▸ **Op te lossen**: Schrijf het stuk van "Ter plaatse aan" tot en met "keel mocht zien." letterlijk over uit de aangeleverde tekst.

══ Aangeleverde tekst

Ik hoorde [getuige 1] zeggen dat zijn vader met een van zijn knieën op de borst van zijn
zus ging zitten.
Ter plaatse aan de [straatnaam] te Assen, zag ik een meisje, inéén gekropen tegen de erfafscheiding, zitten op de grond. Ik zag dat er tranen uit haar ogen liepen en hoorde haar snikkend zeggen dat ze [slachtoffer 4] heette. Ik hoorde haar zeggen dat ze door haar vader bij de keel was gepakt en dat hij met zijn been op haar borst had gezeten. Ik zag dat ze haar rechterhand ter hoogte van haar keel hield. Ik vroeg haar of ik haar keel mocht zien.

════
══ Gegevensuittreksel

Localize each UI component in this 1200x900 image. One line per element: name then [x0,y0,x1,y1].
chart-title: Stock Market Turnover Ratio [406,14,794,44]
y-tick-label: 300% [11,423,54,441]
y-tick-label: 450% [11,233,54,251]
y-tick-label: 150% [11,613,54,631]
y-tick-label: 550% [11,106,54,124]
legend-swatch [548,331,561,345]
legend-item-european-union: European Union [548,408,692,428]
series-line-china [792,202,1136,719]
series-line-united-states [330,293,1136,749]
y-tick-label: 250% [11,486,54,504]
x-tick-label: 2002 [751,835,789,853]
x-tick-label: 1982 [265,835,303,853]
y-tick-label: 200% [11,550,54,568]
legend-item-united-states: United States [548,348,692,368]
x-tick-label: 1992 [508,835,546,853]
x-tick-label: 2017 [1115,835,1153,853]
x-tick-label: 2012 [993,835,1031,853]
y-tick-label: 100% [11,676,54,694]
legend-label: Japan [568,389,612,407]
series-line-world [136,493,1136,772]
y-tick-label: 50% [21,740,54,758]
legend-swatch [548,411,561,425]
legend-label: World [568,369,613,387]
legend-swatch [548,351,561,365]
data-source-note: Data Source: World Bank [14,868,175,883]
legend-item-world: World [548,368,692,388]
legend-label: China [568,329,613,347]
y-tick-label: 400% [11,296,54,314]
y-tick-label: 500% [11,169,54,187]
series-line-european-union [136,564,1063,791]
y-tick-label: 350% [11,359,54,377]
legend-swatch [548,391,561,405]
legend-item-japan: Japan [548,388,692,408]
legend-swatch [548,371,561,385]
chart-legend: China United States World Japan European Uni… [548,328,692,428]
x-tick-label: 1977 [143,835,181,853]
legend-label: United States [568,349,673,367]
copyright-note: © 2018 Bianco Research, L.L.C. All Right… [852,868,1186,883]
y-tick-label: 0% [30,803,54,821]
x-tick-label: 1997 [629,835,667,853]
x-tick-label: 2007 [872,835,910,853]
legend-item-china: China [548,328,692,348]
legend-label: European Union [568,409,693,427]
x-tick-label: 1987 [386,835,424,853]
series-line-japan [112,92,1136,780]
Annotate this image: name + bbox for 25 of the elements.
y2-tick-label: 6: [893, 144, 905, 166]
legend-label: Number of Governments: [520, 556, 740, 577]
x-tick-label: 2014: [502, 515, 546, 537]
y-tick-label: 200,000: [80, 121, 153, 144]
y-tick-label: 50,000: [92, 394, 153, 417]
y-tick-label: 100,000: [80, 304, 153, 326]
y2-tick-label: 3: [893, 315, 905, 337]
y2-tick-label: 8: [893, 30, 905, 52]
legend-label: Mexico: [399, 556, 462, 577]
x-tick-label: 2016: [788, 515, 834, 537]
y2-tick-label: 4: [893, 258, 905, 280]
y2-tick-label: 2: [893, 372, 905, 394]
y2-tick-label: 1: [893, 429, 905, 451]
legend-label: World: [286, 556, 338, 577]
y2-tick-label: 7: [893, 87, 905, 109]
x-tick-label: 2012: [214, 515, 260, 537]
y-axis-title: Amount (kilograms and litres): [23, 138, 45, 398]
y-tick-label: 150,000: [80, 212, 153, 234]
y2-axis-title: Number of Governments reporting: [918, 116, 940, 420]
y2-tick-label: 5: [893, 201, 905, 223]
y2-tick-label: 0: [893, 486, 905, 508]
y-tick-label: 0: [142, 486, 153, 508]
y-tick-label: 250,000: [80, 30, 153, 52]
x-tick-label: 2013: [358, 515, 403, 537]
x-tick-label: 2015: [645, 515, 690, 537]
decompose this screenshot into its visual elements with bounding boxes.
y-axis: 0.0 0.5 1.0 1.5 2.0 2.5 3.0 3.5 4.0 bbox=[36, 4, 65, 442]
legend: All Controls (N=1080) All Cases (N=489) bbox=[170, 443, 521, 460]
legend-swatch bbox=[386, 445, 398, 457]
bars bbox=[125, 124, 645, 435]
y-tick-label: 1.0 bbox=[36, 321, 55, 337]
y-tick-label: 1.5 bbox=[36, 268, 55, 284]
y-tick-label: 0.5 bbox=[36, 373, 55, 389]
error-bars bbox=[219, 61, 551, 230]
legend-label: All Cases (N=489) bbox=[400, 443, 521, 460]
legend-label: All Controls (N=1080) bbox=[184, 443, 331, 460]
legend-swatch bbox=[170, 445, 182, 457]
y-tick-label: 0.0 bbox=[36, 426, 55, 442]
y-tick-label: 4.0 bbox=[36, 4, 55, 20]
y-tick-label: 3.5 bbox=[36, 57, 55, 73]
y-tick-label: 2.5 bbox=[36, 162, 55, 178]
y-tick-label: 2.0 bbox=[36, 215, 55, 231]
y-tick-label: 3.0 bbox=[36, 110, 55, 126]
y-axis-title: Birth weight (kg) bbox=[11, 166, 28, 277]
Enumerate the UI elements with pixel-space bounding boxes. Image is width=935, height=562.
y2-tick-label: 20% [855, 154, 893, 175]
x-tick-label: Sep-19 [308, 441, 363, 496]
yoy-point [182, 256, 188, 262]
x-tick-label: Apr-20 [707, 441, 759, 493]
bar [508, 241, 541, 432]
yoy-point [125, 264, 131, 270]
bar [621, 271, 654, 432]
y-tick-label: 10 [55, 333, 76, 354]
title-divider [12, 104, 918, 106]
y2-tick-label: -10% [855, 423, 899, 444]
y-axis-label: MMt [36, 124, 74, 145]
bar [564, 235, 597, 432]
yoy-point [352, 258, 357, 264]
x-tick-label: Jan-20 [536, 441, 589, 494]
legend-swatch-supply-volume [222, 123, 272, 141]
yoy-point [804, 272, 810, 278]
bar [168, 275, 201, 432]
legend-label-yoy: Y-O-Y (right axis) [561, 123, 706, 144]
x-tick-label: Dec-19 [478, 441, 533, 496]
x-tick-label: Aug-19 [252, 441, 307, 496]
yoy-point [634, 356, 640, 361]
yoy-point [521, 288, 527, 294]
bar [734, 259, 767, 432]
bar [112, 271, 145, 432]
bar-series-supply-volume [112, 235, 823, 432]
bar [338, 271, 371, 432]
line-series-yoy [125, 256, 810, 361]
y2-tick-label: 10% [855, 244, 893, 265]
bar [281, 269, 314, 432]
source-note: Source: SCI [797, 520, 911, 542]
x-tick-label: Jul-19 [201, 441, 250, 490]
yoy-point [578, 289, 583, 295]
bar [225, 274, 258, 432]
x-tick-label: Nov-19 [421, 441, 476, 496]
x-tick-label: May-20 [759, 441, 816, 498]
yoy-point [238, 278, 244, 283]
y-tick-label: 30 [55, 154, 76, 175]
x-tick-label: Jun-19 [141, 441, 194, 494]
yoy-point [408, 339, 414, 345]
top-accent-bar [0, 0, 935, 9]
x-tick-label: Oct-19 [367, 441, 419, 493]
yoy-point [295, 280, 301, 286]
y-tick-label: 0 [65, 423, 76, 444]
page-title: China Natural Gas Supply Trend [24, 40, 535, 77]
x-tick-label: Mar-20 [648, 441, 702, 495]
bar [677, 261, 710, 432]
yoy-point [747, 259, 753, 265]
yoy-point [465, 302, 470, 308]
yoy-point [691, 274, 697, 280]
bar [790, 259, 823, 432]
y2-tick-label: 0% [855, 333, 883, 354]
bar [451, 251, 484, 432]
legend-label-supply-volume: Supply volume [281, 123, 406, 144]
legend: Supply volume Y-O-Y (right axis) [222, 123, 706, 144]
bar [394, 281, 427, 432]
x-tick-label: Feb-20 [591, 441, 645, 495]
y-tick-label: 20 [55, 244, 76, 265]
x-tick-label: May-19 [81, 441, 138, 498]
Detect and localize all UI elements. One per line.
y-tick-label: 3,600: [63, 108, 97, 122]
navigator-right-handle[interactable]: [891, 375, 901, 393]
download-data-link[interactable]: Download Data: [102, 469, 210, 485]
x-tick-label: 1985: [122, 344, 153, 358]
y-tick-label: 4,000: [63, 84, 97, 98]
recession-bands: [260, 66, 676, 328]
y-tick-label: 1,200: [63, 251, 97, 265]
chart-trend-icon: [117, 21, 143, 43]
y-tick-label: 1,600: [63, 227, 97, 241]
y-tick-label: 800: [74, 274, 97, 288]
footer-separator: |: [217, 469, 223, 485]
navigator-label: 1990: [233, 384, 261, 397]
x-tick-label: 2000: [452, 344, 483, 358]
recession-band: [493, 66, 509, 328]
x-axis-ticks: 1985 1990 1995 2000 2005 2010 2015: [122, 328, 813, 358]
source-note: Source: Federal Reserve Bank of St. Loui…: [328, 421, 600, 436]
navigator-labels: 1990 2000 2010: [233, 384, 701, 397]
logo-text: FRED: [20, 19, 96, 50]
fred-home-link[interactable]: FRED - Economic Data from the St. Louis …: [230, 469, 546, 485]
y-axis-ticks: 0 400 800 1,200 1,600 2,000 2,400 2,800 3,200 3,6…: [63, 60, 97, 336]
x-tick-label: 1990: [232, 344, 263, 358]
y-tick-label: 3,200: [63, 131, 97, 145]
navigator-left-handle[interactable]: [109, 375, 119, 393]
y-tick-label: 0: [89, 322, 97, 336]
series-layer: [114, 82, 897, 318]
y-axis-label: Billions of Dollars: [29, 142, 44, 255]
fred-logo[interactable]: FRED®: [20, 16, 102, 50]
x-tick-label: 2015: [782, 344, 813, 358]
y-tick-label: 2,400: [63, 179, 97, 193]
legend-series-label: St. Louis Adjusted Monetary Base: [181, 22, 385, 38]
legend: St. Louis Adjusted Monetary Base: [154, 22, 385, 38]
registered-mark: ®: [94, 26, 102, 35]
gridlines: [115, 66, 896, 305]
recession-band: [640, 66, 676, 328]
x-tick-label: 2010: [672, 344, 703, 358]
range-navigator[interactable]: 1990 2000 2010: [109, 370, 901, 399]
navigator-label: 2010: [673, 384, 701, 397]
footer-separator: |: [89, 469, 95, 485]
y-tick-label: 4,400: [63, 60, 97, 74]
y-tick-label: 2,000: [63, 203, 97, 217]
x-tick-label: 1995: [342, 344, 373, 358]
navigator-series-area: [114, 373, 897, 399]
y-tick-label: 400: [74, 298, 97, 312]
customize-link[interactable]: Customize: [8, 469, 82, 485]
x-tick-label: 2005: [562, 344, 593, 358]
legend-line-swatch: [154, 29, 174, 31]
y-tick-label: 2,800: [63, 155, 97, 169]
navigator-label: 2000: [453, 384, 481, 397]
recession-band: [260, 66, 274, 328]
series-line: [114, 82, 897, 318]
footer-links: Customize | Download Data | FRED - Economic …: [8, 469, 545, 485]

════

▸ **Uitkomst opdracht**:
Ter plaatse aan de [straatnaam] te Assen, zag ik een meisje, inéén gekropen tegen de erfafscheiding, zitten op de grond. Ik zag dat er tranen uit haar ogen liepen en hoorde haar snikkend zeggen dat ze [slachtoffer 4] heette. Ik hoorde haar zeggen dat ze door haar vader bij de keel was gepakt en dat hij met zijn been op haar borst had gezeten. Ik zag dat ze haar rechterhand ter hoogte van haar keel hield. Ik vroeg haar of ik haar keel mocht zien.